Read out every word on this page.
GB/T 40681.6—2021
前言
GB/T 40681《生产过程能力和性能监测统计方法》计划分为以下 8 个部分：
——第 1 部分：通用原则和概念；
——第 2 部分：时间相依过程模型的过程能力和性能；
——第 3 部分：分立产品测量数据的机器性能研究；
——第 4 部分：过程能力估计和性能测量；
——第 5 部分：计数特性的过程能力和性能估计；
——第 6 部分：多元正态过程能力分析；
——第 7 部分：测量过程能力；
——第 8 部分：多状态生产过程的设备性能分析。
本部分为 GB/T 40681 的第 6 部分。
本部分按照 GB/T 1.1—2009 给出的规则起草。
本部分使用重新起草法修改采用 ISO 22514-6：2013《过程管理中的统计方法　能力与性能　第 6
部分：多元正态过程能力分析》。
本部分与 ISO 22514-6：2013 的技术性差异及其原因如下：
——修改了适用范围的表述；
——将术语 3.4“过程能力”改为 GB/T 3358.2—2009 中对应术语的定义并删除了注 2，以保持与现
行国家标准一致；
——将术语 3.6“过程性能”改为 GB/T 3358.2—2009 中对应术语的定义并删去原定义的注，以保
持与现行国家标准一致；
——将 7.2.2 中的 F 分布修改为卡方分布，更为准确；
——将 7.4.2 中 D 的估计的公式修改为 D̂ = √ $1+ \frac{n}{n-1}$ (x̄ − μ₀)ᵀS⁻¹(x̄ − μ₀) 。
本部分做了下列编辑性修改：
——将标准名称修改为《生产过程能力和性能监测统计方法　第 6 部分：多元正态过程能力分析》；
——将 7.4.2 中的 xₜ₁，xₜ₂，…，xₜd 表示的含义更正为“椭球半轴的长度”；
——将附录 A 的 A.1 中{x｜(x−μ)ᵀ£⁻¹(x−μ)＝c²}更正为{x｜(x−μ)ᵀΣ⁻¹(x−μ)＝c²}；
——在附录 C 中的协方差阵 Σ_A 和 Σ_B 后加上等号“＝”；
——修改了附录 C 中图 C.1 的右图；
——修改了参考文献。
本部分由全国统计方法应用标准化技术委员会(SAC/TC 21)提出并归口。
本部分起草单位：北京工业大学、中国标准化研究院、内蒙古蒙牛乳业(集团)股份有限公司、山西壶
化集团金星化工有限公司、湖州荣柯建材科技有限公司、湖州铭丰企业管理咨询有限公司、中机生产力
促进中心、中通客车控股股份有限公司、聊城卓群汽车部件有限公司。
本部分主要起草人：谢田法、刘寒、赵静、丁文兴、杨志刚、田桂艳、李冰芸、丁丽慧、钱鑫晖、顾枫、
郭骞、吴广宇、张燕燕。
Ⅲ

# # # # #

EXERCISE: Please set down each line of the records exactly as given.

FULL RESPONSE:
Read out every word on this page.
GB/T 40681.6—2021
前言
GB/T 40681《生产过程能力和性能监测统计方法》计划分为以下 8 个部分：
——第 1 部分：通用原则和概念；
——第 2 部分：时间相依过程模型的过程能力和性能；
——第 3 部分：分立产品测量数据的机器性能研究；
——第 4 部分：过程能力估计和性能测量；
——第 5 部分：计数特性的过程能力和性能估计；
——第 6 部分：多元正态过程能力分析；
——第 7 部分：测量过程能力；
——第 8 部分：多状态生产过程的设备性能分析。
本部分为 GB/T 40681 的第 6 部分。
本部分按照 GB/T 1.1—2009 给出的规则起草。
本部分使用重新起草法修改采用 ISO 22514-6：2013《过程管理中的统计方法　能力与性能　第 6
部分：多元正态过程能力分析》。
本部分与 ISO 22514-6：2013 的技术性差异及其原因如下：
——修改了适用范围的表述；
——将术语 3.4“过程能力”改为 GB/T 3358.2—2009 中对应术语的定义并删除了注 2，以保持与现
行国家标准一致；
——将术语 3.6“过程性能”改为 GB/T 3358.2—2009 中对应术语的定义并删去原定义的注，以保
持与现行国家标准一致；
——将 7.2.2 中的 F 分布修改为卡方分布，更为准确；
——将 7.4.2 中 D 的估计的公式修改为 D̂ = √ $1+ \frac{n}{n-1}$ (x̄ − μ₀)ᵀS⁻¹(x̄ − μ₀) 。
本部分做了下列编辑性修改：
——将标准名称修改为《生产过程能力和性能监测统计方法　第 6 部分：多元正态过程能力分析》；
——将 7.4.2 中的 xₜ₁，xₜ₂，…，xₜd 表示的含义更正为“椭球半轴的长度”；
——将附录 A 的 A.1 中{x｜(x−μ)ᵀ£⁻¹(x−μ)＝c²}更正为{x｜(x−μ)ᵀΣ⁻¹(x−μ)＝c²}；
——在附录 C 中的协方差阵 Σ_A 和 Σ_B 后加上等号“＝”；
——修改了附录 C 中图 C.1 的右图；
——修改了参考文献。
本部分由全国统计方法应用标准化技术委员会(SAC/TC 21)提出并归口。
本部分起草单位：北京工业大学、中国标准化研究院、内蒙古蒙牛乳业(集团)股份有限公司、山西壶
化集团金星化工有限公司、湖州荣柯建材科技有限公司、湖州铭丰企业管理咨询有限公司、中机生产力
促进中心、中通客车控股股份有限公司、聊城卓群汽车部件有限公司。
本部分主要起草人：谢田法、刘寒、赵静、丁文兴、杨志刚、田桂艳、李冰芸、丁丽慧、钱鑫晖、顾枫、
郭骞、吴广宇、张燕燕。
Ⅲ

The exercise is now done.